§ SUPPLIED DATA:
'''
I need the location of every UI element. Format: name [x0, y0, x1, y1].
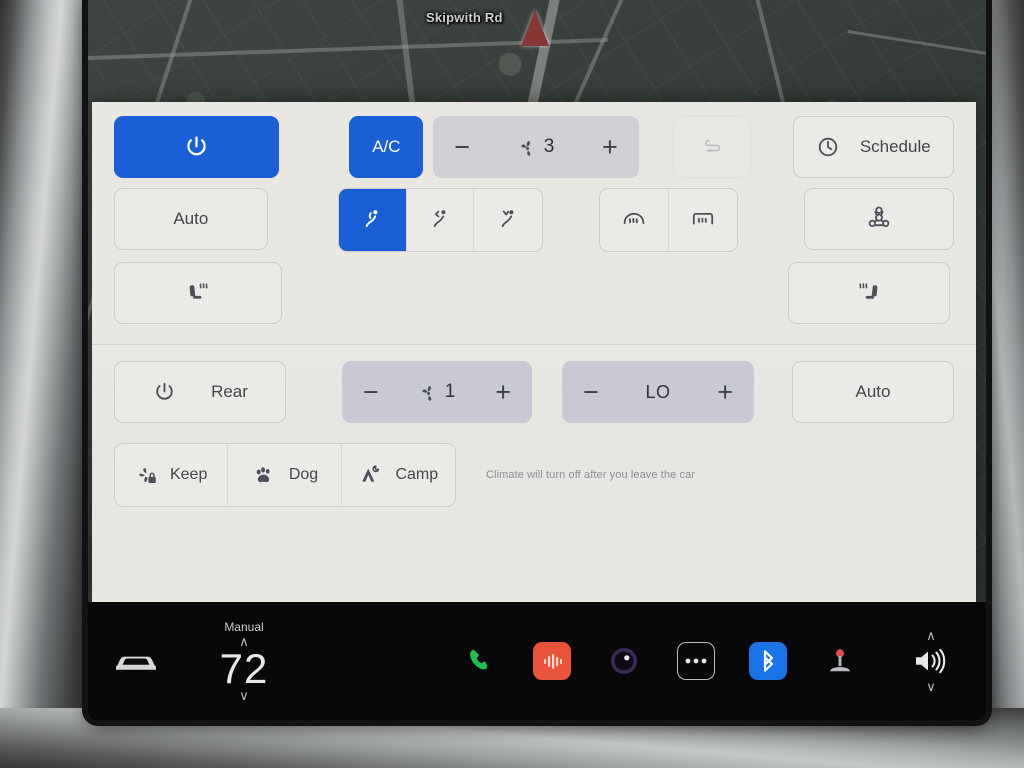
- fan-icon: [518, 138, 537, 157]
- rear-auto-button[interactable]: Auto: [792, 361, 954, 423]
- rear-fan-speed-stepper[interactable]: − 1 +: [342, 361, 532, 423]
- rear-temp-decrease-button[interactable]: −: [583, 378, 599, 406]
- power-icon: [152, 380, 177, 405]
- dashcam-app-button[interactable]: [588, 642, 660, 680]
- front-fan-speed-stepper[interactable]: − 3 +: [433, 116, 639, 178]
- arcade-app-button[interactable]: [804, 644, 876, 678]
- phone-app-button[interactable]: [444, 644, 516, 678]
- climate-keep-modes-group[interactable]: Keep Dog Camp: [114, 443, 456, 507]
- camp-label: Camp: [395, 466, 439, 483]
- heated-seat-left-icon: [181, 278, 215, 308]
- front-row-seat-heaters: [114, 262, 954, 324]
- climate-power-button[interactable]: [114, 116, 280, 178]
- tesla-touchscreen[interactable]: Skipwith Rd A/C − 3 + Schedule Auto Rear…: [88, 0, 986, 720]
- volume-down-button[interactable]: ∨: [926, 680, 936, 693]
- more-apps-button[interactable]: [660, 642, 732, 680]
- camp-mode-button[interactable]: Camp: [341, 444, 455, 506]
- rear-temp-value: LO: [645, 381, 671, 402]
- front-climate-section: A/C − 3 + Schedule Auto: [92, 102, 976, 338]
- schedule-label: Schedule: [859, 137, 931, 156]
- bluetooth-app-button[interactable]: [732, 642, 804, 680]
- temperature-quick-control[interactable]: Manual ∧ 72 ∨: [184, 620, 304, 703]
- bioweapon-defense-button[interactable]: [804, 188, 954, 250]
- temperature-down-button[interactable]: ∨: [239, 689, 249, 702]
- defrost-group[interactable]: [599, 188, 739, 252]
- front-auto-button[interactable]: Auto: [114, 188, 268, 250]
- windshield-defrost-icon[interactable]: [600, 189, 669, 251]
- power-icon: [183, 134, 210, 161]
- rear-auto-label: Auto: [855, 382, 891, 401]
- climate-mode-label: Manual: [224, 619, 264, 634]
- speaker-icon: [910, 646, 952, 676]
- airflow-face-icon[interactable]: [338, 189, 407, 251]
- biohazard-icon: [864, 204, 894, 234]
- more-apps-icon: [677, 642, 715, 680]
- ac-label: A/C: [372, 137, 401, 156]
- cabin-overheat-modes-row: Keep Dog Camp Climate will turn off afte…: [114, 443, 954, 507]
- dashboard-photo-background: Skipwith Rd A/C − 3 + Schedule Auto Rear…: [0, 0, 1024, 768]
- recirculate-icon: [700, 135, 724, 159]
- climate-off-note: Climate will turn off after you leave th…: [486, 469, 696, 481]
- clock-icon: [816, 135, 840, 159]
- fan-decrease-button[interactable]: −: [454, 133, 470, 161]
- media-icon: [533, 642, 571, 680]
- bottom-taskbar[interactable]: Manual ∧ 72 ∨ ∧ ∨: [88, 602, 986, 720]
- bluetooth-icon: [749, 642, 787, 680]
- navigation-arrow-marker: [521, 10, 549, 46]
- airflow-feet-icon[interactable]: [474, 189, 543, 251]
- rear-fan-value-group: 1: [419, 381, 456, 403]
- rear-fan-value: 1: [444, 381, 456, 402]
- keep-label: Keep: [169, 466, 208, 483]
- media-app-button[interactable]: [516, 642, 588, 680]
- dog-label: Dog: [288, 466, 319, 483]
- temperature-value: 72: [219, 644, 269, 692]
- rear-fan-decrease-button[interactable]: −: [363, 378, 379, 406]
- front-row-airflow: Auto: [114, 188, 954, 252]
- tent-icon: [358, 462, 384, 488]
- climate-control-panel[interactable]: A/C − 3 + Schedule Auto Rear − 1 + − LO …: [92, 102, 976, 602]
- heated-seat-right-icon: [852, 278, 886, 308]
- volume-up-button[interactable]: ∧: [926, 629, 936, 642]
- front-auto-label: Auto: [173, 209, 209, 228]
- dog-mode-button[interactable]: Dog: [228, 444, 342, 506]
- fan-icon: [419, 383, 438, 402]
- rear-climate-section: Rear − 1 + − LO + Auto Keep Dog Camp Cli…: [92, 345, 976, 517]
- airflow-face-feet-icon[interactable]: [406, 189, 475, 251]
- street-name-label: Skipwith Rd: [426, 10, 503, 25]
- fan-speed-value-group: 3: [518, 136, 555, 158]
- schedule-button[interactable]: Schedule: [792, 116, 955, 178]
- airflow-direction-group[interactable]: [337, 188, 544, 252]
- rear-fan-increase-button[interactable]: +: [495, 378, 511, 406]
- front-row-primary: A/C − 3 + Schedule: [114, 116, 955, 178]
- rear-row: Rear − 1 + − LO + Auto: [114, 361, 954, 423]
- volume-control[interactable]: ∧ ∨: [876, 629, 986, 693]
- rear-power-label: Rear: [211, 382, 248, 401]
- fan-increase-button[interactable]: +: [602, 133, 618, 161]
- screen-bezel-left: [0, 0, 96, 768]
- rear-temperature-stepper[interactable]: − LO +: [562, 361, 754, 423]
- keep-climate-on-button[interactable]: Keep: [115, 444, 229, 506]
- keep-climate-on-icon: [135, 463, 159, 487]
- driver-seat-heater-button[interactable]: [114, 262, 282, 324]
- arcade-joystick-icon: [823, 644, 857, 678]
- rear-defrost-icon[interactable]: [668, 189, 738, 251]
- ac-button[interactable]: A/C: [349, 116, 424, 178]
- vehicle-controls-button[interactable]: [88, 648, 184, 674]
- paw-icon: [251, 463, 276, 488]
- passenger-seat-heater-button[interactable]: [788, 262, 950, 324]
- recirculate-button[interactable]: [672, 116, 751, 178]
- fan-speed-value: 3: [543, 136, 555, 157]
- rear-power-button[interactable]: Rear: [114, 361, 286, 423]
- dashcam-icon: [605, 642, 643, 680]
- rear-temp-increase-button[interactable]: +: [717, 378, 733, 406]
- phone-icon: [463, 644, 497, 678]
- car-icon: [113, 648, 159, 674]
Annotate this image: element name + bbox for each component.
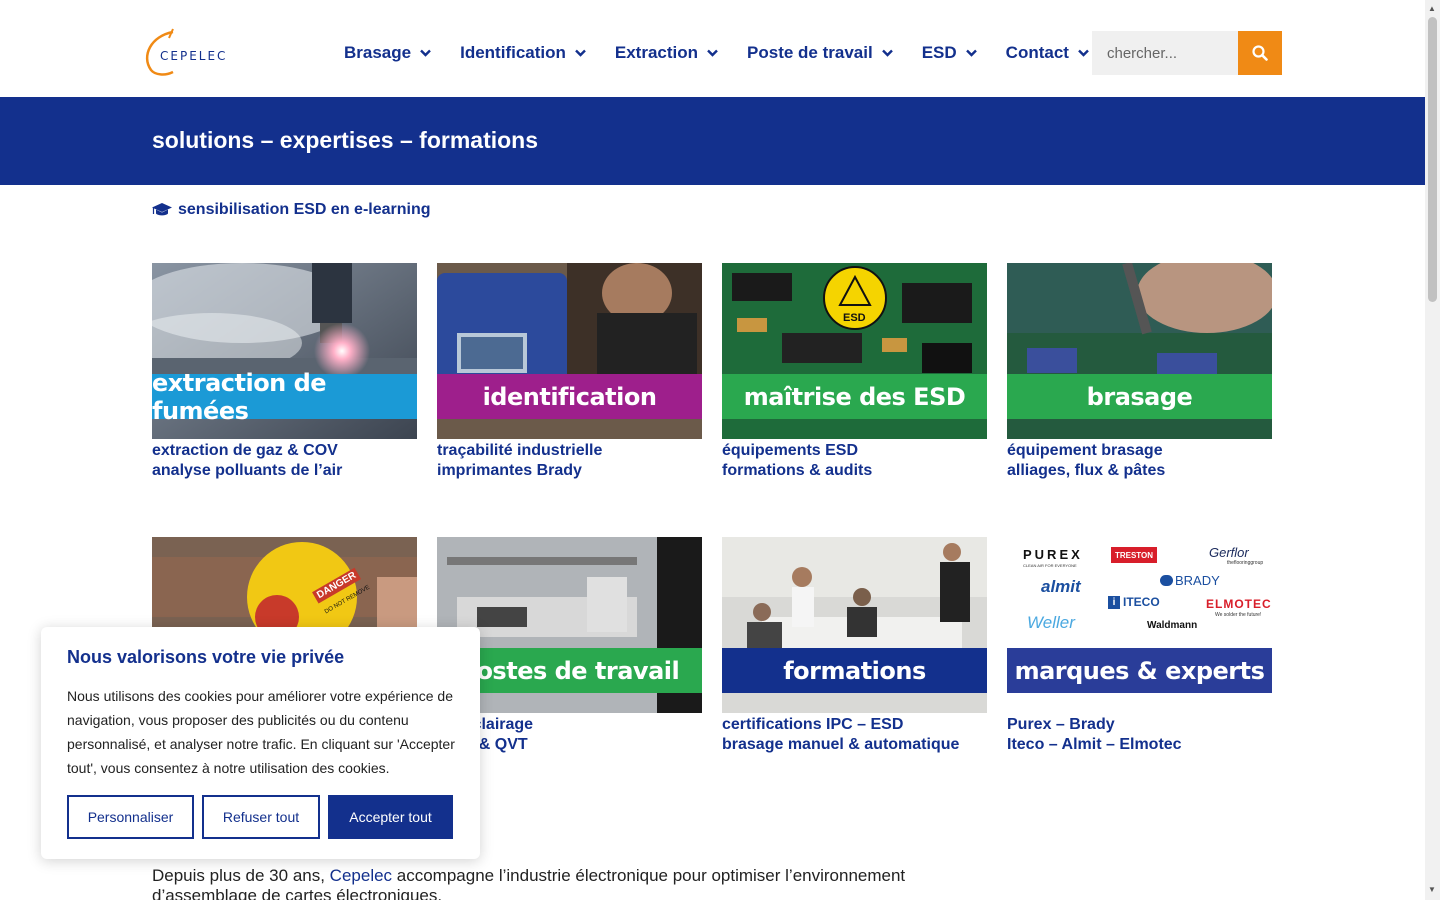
'''
§ OBJECTIVE: Lay out each line of the material above as a Markdown table with two columns, Row and Line, numbering the rows and skipping any blank lines. Leave the pictures out.

§ EXERCISE RESPONSE:
| Row | Line |
|---|---|
| 1 | I need the location of every UI element. Format: name [x0, y0, x1, y1]. |
| 2 | - fan-icon: [518, 138, 537, 157] |
| 3 | - rear-auto-button[interactable]: Auto: [792, 361, 954, 423] |
| 4 | - rear-fan-speed-stepper[interactable]: − 1 +: [342, 361, 532, 423] |
| 5 | - rear-temp-decrease-button[interactable]: −: [583, 378, 599, 406] |
| 6 | - power-icon: [152, 380, 177, 405] |
| 7 | - dashcam-app-button[interactable]: [588, 642, 660, 680] |
| 8 | - front-fan-speed-stepper[interactable]: − 3 +: [433, 116, 639, 178] |
| 9 | - arcade-app-button[interactable]: [804, 644, 876, 678] |
| 10 | - phone-app-button[interactable]: [444, 644, 516, 678] |
| 11 | - climate-keep-modes-group[interactable]: Keep Dog Camp: [114, 443, 456, 507] |
| 12 | - camp-label: Camp: [395, 466, 439, 483] |
| 13 | - heated-seat-left-icon: [181, 278, 215, 308] |
| 14 | - front-row-seat-heaters: [114, 262, 954, 324] |
| 15 | - climate-power-button[interactable]: [114, 116, 280, 178] |
| 16 | - tesla-touchscreen[interactable]: Skipwith Rd A/C − 3 + Schedule Auto Rear…: [88, 0, 986, 720] |
| 17 | - volume-down-button[interactable]: ∨: [926, 680, 936, 693] |
| 18 | - more-apps-button[interactable]: [660, 642, 732, 680] |
| 19 | - camp-mode-button[interactable]: Camp: [341, 444, 455, 506] |
| 20 | - rear-temp-value: LO: [645, 381, 671, 402] |
| 21 | - front-climate-section: A/C − 3 + Schedule Auto: [92, 102, 976, 338] |
| 22 | - schedule-label: Schedule: [859, 137, 931, 156] |
| 23 | - bluetooth-app-button[interactable]: [732, 642, 804, 680] |
| 24 | - temperature-quick-control[interactable]: Manual ∧ 72 ∨: [184, 620, 304, 703] |
| 25 | - bioweapon-defense-button[interactable]: [804, 188, 954, 250] |
| 26 | - temperature-down-button[interactable]: ∨: [239, 689, 249, 702] |
| 27 | - defrost-group[interactable]: [599, 188, 739, 252] |
| 28 | - front-auto-button[interactable]: Auto: [114, 188, 268, 250] |
| 29 | - windshield-defrost-icon[interactable]: [600, 189, 669, 251] |
| 30 | - power-icon: [183, 134, 210, 161] |
| 31 | - rear-auto-label: Auto: [855, 382, 891, 401] |
| 32 | - climate-mode-label: Manual: [224, 619, 264, 634] |
| 33 | - speaker-icon: [910, 646, 952, 676] |
| 34 | - airflow-face-icon[interactable]: [338, 189, 407, 251] |
| 35 | - biohazard-icon: [864, 204, 894, 234] |
| 36 | - more-apps-icon: [677, 642, 715, 680] |
| 37 | - ac-label: A/C: [372, 137, 401, 156] |
| 38 | - cabin-overheat-modes-row: Keep Dog Camp Climate will turn off afte…: [114, 443, 954, 507] |
| 39 | - dashboard-photo-background: Skipwith Rd A/C − 3 + Schedule Auto Rear…: [0, 0, 1024, 768] |
| 40 | - recirculate-icon: [700, 135, 724, 159] |
| 41 | - climate-off-note: Climate will turn off after you leave th…: [486, 469, 696, 481] |
| 42 | - clock-icon: [816, 135, 840, 159] |
| 43 | - fan-decrease-button[interactable]: −: [454, 133, 470, 161] |
| 44 | - media-icon: [533, 642, 571, 680] |
| 45 | - bottom-taskbar[interactable]: Manual ∧ 72 ∨ ∧ ∨: [88, 602, 986, 720] |
| 46 | - bluetooth-icon: [749, 642, 787, 680] |
| 47 | - navigation-arrow-marker: [521, 10, 549, 46] |
| 48 | - airflow-feet-icon[interactable]: [474, 189, 543, 251] |
| 49 | - rear-fan-value-group: 1: [419, 381, 456, 403] |
| 50 | - rear-fan-value: 1: [444, 381, 456, 402] |
| 51 | - keep-label: Keep: [169, 466, 208, 483] |
| 52 | - media-app-button[interactable]: [516, 642, 588, 680] |
| 53 | - dog-label: Dog: [288, 466, 319, 483] |
| 54 | - temperature-value: 72: [219, 644, 269, 692] |
| 55 | - rear-fan-decrease-button[interactable]: −: [363, 378, 379, 406] |
| 56 | - front-row-airflow: Auto: [114, 188, 954, 252] |
| 57 | - tent-icon: [358, 462, 384, 488] |
| 58 | - climate-control-panel[interactable]: A/C − 3 + Schedule Auto Rear − 1 + − LO …: [92, 102, 976, 602] |
| 59 | - heated-seat-right-icon: [852, 278, 886, 308] |
| 60 | - volume-up-button[interactable]: ∧: [926, 629, 936, 642] |
| 61 | - front-auto-label: Auto: [173, 209, 209, 228] |
| 62 | - dog-mode-button[interactable]: Dog: [228, 444, 342, 506] |
| 63 | - fan-icon: [419, 383, 438, 402] |
| 64 | - rear-climate-section: Rear − 1 + − LO + Auto Keep Dog Camp Cli…: [92, 345, 976, 517] |
| 65 | - airflow-face-feet-icon[interactable]: [406, 189, 475, 251] |
| 66 | - street-name-label: Skipwith Rd: [426, 10, 503, 25] |
| 67 | - fan-speed-value-group: 3: [518, 136, 555, 158] |
| 68 | - schedule-button[interactable]: Schedule: [792, 116, 955, 178] |
| 69 | - airflow-direction-group[interactable]: [337, 188, 544, 252] |
| 70 | - rear-fan-increase-button[interactable]: +: [495, 378, 511, 406] |
| 71 | - front-row-primary: A/C − 3 + Schedule: [114, 116, 955, 178] |
| 72 | - rear-row: Rear − 1 + − LO + Auto: [114, 361, 954, 423] |
| 73 | - volume-control[interactable]: ∧ ∨: [876, 629, 986, 693] |
| 74 | - rear-power-label: Rear: [211, 382, 248, 401] |
| 75 | - fan-increase-button[interactable]: +: [602, 133, 618, 161] |
| 76 | - screen-bezel-left: [0, 0, 96, 768] |
| 77 | - rear-temperature-stepper[interactable]: − LO +: [562, 361, 754, 423] |
| 78 | - keep-climate-on-button[interactable]: Keep: [115, 444, 229, 506] |
| 79 | - keep-climate-on-icon: [135, 463, 159, 487] |
| 80 | - driver-seat-heater-button[interactable]: [114, 262, 282, 324] |
| 81 | - arcade-joystick-icon: [823, 644, 857, 678] |
| 82 | - rear-defrost-icon[interactable]: [668, 189, 738, 251] |
| 83 | - ac-button[interactable]: A/C: [349, 116, 424, 178] |
| 84 | - vehicle-controls-button[interactable]: [88, 648, 184, 674] |
| 85 | - paw-icon: [251, 463, 276, 488] |
| 86 | - passenger-seat-heater-button[interactable]: [788, 262, 950, 324] |
| 87 | - recirculate-button[interactable]: [672, 116, 751, 178] |
| 88 | - fan-speed-value: 3: [543, 136, 555, 157] |
| 89 | - rear-power-button[interactable]: Rear: [114, 361, 286, 423] |
| 90 | - dashcam-icon: [605, 642, 643, 680] |
| 91 | - rear-temp-increase-button[interactable]: +: [717, 378, 733, 406] |
| 92 | - phone-icon: [463, 644, 497, 678] |
| 93 | - car-icon: [113, 648, 159, 674] |
| 94 | Annotate this image: element name + bbox for each component. |